• TO DO: In the passage on the men's 4 × 400 metres relay at the 2023 World Athletics Championships, which team set the Asian Record in the first heat?

[Opening EXCERPTED PASSAGE section]

The men's 4 × 400 metres relay at the 2023 World Athletics Championships was held at the National Athletics Centre in Budapest on 26 and 27 August 2023.

==Summary==

The preliminary round was highly competitive. In the first heat USA was able to hold off a hard charging team from India setting the Asian Record. The top 4 from that heat were the top 4 qualifiers.

[Closing EXCERPTED PASSAGE section]
[Opening DATA FOR ANALYSIS section]

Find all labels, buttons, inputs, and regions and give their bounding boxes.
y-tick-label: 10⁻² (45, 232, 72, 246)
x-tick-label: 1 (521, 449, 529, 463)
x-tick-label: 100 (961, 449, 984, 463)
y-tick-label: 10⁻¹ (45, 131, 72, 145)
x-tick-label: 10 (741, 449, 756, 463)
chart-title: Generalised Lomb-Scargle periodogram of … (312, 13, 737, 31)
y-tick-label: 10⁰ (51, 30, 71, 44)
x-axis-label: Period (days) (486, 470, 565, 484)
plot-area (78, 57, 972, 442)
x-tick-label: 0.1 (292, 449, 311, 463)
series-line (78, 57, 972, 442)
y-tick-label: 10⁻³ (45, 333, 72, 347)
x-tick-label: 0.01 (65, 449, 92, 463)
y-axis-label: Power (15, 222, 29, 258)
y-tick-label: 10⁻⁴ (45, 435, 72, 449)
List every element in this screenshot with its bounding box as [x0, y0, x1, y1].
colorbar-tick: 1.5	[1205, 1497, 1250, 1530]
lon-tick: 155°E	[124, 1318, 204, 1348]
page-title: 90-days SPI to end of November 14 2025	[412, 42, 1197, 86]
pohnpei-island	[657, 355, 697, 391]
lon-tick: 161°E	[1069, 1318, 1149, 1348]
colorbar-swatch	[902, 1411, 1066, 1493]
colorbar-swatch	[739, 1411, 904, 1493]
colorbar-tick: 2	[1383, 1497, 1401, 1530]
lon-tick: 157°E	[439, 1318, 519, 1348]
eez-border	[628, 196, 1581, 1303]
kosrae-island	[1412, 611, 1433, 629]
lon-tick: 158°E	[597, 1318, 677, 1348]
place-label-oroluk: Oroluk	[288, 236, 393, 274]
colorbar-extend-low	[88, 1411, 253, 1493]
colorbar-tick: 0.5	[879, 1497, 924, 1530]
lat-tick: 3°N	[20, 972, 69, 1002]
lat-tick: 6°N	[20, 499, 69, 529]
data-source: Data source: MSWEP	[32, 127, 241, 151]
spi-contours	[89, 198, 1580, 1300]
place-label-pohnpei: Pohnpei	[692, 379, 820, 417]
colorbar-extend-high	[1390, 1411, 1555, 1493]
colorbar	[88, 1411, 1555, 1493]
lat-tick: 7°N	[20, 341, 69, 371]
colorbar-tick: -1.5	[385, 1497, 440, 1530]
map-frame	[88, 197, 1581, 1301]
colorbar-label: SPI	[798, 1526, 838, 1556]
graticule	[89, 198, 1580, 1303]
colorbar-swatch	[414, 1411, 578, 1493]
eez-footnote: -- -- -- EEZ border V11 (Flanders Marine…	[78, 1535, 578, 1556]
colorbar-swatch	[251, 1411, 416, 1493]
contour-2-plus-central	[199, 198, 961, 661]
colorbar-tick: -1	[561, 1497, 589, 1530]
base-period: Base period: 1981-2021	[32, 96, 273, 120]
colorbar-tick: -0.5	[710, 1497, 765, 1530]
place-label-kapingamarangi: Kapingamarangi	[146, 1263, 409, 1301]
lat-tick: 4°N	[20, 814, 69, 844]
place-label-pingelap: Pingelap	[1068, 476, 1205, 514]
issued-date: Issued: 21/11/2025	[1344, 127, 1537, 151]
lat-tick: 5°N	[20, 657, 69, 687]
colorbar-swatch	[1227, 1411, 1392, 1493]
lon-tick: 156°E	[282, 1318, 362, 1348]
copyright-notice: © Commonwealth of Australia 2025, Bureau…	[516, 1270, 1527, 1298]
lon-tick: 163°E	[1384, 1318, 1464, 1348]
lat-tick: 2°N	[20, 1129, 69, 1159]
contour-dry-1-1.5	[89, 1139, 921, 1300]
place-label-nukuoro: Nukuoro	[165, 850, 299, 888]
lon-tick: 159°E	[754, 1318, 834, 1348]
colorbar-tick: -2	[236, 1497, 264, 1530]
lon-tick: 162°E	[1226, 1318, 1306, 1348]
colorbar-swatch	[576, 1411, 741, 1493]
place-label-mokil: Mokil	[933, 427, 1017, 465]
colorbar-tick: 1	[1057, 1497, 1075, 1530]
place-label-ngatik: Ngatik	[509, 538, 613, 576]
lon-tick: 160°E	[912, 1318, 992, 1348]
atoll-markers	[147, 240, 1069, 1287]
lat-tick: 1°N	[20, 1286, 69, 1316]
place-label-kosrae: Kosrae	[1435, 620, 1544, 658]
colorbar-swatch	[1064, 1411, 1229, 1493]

[Closing DATA FOR ANALYSIS section]

• SOLUTION TO THIS PROBLEM: India